= Exercise details =
Report all lines from the entries below in which "rated" appears.

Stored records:
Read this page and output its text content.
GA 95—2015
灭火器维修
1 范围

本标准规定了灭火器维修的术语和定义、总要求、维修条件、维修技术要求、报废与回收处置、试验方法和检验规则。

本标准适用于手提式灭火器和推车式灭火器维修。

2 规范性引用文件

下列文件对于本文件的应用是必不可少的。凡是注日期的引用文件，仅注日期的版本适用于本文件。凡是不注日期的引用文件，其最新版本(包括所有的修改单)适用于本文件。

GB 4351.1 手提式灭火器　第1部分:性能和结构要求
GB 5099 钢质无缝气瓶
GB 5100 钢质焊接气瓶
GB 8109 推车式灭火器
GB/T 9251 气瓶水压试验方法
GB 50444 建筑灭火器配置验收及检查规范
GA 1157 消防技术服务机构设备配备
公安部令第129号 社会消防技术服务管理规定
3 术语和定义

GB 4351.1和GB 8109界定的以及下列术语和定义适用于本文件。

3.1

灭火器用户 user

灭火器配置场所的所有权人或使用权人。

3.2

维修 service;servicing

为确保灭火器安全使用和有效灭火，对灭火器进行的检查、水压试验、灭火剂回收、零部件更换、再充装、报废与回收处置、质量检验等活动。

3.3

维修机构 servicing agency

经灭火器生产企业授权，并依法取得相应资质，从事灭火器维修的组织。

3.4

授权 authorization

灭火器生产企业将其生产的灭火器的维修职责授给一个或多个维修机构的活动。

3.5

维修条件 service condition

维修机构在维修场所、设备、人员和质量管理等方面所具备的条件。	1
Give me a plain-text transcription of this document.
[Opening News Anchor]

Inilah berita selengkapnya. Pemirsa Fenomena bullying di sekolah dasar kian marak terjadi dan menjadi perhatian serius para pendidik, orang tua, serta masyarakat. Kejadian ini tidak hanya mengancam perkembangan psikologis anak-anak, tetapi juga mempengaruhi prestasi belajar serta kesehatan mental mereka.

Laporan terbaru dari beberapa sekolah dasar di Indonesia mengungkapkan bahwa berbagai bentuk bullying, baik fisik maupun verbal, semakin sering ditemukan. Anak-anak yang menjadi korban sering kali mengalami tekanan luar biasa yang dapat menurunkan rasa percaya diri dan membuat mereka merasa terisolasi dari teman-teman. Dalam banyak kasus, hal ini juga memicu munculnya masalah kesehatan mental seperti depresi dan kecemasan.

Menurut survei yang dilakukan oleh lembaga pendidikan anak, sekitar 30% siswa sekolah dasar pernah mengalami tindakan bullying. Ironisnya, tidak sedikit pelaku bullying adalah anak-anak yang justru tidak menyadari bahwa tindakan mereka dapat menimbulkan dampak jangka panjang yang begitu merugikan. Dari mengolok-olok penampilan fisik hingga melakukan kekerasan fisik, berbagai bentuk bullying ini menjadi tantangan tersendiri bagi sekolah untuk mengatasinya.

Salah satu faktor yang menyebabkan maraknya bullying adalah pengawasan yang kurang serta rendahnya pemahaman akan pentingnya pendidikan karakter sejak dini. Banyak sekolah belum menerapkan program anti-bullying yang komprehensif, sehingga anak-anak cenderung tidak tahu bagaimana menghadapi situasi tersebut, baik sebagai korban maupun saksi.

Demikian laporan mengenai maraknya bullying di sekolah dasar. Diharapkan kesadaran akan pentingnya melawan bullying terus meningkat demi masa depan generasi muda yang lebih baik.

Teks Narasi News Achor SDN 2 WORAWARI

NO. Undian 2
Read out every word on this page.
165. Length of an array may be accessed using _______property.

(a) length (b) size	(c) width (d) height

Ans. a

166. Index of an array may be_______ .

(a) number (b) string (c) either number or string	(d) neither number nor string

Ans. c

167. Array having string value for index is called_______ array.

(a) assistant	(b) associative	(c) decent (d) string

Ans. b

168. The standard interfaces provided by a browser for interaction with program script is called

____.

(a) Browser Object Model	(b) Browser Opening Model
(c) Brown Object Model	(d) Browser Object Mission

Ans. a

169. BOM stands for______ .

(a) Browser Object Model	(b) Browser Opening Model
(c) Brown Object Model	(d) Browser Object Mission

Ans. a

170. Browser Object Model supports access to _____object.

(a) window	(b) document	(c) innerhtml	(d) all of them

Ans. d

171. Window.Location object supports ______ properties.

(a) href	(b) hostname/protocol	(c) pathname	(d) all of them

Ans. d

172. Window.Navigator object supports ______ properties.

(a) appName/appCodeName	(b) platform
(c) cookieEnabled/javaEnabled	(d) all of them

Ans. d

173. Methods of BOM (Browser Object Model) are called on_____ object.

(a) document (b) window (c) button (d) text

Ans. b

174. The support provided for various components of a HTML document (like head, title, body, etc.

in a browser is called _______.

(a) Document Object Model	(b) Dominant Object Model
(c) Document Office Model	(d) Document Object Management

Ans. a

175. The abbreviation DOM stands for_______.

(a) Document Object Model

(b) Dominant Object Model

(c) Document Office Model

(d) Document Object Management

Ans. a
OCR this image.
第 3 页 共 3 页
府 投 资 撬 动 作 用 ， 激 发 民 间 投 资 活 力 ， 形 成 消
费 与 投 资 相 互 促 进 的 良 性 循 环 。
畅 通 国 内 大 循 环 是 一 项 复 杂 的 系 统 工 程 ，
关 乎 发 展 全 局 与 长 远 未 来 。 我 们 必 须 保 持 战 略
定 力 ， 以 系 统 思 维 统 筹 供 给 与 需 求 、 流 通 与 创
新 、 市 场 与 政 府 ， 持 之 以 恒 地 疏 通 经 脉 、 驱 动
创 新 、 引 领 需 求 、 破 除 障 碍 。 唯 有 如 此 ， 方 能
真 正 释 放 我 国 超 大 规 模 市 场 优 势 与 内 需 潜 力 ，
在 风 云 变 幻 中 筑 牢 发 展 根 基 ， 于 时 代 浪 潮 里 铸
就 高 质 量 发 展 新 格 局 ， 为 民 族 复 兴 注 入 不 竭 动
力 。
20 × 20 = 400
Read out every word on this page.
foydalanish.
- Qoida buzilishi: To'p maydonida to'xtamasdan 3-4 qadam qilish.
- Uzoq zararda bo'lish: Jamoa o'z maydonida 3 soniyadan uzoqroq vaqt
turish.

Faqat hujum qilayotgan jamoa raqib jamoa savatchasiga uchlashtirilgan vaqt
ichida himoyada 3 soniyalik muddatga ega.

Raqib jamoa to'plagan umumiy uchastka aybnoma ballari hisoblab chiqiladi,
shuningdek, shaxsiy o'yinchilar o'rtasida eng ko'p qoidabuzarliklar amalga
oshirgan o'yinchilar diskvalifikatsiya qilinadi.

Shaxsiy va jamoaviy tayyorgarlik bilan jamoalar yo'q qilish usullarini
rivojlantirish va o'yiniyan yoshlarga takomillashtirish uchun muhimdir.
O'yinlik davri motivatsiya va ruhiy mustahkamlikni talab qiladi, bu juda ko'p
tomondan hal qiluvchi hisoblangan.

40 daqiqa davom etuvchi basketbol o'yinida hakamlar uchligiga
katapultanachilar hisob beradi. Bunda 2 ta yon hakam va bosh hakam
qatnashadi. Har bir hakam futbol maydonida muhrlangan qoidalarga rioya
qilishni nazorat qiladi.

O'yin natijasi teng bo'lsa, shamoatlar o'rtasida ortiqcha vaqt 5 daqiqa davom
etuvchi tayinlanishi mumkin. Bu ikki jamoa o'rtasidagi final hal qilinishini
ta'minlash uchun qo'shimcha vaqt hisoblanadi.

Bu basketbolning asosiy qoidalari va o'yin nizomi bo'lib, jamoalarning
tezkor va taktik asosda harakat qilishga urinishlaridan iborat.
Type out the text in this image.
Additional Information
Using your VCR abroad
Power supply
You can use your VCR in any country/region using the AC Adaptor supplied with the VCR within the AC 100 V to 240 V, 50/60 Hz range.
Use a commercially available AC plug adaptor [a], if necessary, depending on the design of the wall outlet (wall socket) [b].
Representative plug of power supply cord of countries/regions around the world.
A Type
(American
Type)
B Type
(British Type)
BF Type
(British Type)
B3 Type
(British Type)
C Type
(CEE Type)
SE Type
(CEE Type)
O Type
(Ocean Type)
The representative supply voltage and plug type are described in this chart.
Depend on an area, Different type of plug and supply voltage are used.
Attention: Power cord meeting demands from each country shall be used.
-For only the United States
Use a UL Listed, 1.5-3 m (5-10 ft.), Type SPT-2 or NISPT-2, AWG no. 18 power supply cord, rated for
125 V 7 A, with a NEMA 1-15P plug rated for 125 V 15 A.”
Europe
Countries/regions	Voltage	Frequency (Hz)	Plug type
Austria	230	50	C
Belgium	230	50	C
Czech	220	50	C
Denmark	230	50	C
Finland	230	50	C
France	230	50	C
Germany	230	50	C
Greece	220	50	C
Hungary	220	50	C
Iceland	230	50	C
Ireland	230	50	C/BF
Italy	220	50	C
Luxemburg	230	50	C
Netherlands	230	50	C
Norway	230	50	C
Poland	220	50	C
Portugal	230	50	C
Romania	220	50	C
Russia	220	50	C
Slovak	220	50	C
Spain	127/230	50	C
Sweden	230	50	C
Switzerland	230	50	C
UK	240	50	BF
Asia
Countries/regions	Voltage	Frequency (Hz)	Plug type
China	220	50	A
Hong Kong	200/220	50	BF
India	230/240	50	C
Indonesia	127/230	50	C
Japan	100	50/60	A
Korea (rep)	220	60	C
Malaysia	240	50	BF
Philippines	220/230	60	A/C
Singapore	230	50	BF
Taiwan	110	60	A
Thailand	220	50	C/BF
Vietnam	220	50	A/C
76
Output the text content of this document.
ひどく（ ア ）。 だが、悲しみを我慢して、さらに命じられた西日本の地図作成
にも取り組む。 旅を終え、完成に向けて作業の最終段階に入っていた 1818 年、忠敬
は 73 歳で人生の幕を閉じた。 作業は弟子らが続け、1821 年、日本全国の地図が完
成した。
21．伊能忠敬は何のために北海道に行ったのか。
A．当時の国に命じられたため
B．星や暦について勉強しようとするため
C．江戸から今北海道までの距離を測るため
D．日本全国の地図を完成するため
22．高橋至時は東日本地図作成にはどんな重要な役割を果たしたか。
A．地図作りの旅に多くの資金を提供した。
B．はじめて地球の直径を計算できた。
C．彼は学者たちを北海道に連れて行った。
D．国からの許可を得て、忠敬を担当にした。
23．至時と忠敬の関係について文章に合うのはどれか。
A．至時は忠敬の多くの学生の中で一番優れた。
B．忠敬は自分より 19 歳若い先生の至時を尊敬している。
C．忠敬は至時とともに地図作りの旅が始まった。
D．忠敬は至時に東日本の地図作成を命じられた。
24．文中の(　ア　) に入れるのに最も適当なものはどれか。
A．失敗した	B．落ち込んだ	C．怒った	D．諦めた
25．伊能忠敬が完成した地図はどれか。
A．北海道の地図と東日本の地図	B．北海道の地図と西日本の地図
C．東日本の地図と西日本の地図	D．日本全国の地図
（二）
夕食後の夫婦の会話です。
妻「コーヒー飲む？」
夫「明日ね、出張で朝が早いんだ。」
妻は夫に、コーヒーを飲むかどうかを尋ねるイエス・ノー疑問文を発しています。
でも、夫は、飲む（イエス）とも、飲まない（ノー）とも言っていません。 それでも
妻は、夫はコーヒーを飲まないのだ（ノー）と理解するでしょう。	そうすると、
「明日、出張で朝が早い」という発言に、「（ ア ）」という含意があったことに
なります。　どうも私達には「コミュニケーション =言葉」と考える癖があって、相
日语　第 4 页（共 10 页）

= Solved problem =
Use a UL Listed, 1.5-3 m (5-10 ft.), Type SPT-2 or NISPT-2, AWG no. 18 power supply cord, rated for
125 V 7 A, with a NEMA 1-15P plug rated for 125 V 15 A.”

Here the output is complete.